(Stored records)
--- begin ---

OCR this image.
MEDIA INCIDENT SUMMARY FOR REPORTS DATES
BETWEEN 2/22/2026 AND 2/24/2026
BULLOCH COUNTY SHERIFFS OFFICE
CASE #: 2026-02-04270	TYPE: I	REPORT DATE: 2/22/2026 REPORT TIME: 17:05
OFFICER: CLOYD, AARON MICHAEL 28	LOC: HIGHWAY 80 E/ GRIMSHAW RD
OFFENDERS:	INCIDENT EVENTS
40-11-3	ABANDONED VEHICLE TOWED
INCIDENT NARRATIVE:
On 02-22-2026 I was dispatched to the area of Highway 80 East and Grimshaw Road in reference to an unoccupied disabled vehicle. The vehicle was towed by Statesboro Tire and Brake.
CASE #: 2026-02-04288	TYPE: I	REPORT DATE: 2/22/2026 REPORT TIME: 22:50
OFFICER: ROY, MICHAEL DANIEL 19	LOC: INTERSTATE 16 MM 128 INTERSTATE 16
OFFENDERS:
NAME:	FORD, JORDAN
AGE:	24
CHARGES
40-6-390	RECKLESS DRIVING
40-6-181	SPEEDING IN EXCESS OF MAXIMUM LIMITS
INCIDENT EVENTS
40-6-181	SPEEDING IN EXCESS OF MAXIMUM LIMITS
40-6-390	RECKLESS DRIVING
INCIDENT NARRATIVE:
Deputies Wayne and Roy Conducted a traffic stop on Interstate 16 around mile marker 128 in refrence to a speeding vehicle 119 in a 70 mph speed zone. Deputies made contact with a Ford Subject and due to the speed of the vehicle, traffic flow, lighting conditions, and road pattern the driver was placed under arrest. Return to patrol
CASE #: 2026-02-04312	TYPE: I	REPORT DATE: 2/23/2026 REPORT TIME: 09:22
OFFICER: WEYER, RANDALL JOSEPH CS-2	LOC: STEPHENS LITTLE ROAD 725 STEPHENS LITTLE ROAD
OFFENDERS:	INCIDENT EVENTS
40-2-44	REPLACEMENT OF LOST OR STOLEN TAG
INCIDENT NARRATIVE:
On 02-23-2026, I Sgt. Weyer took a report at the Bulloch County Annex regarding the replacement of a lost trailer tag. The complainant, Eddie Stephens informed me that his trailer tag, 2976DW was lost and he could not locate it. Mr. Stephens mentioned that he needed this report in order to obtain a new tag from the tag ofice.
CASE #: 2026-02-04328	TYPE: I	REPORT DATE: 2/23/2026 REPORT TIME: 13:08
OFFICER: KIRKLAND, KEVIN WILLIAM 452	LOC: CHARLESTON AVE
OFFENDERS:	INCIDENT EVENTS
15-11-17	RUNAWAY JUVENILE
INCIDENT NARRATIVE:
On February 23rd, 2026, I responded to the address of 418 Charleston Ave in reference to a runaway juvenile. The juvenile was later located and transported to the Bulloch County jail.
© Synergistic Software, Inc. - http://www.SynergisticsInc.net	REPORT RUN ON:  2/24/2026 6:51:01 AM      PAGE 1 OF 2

--- end ---
--- begin ---

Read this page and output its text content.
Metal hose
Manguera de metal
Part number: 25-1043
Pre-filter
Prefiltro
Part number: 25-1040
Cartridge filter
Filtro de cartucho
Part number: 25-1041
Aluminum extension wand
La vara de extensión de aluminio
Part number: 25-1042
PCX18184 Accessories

--- end ---

» Challenge:
Check each line above for the string "number" and show the ones that have it.

» Task response:
Part number: 25-1043
Part number: 25-1040
Part number: 25-1041
Part number: 25-1042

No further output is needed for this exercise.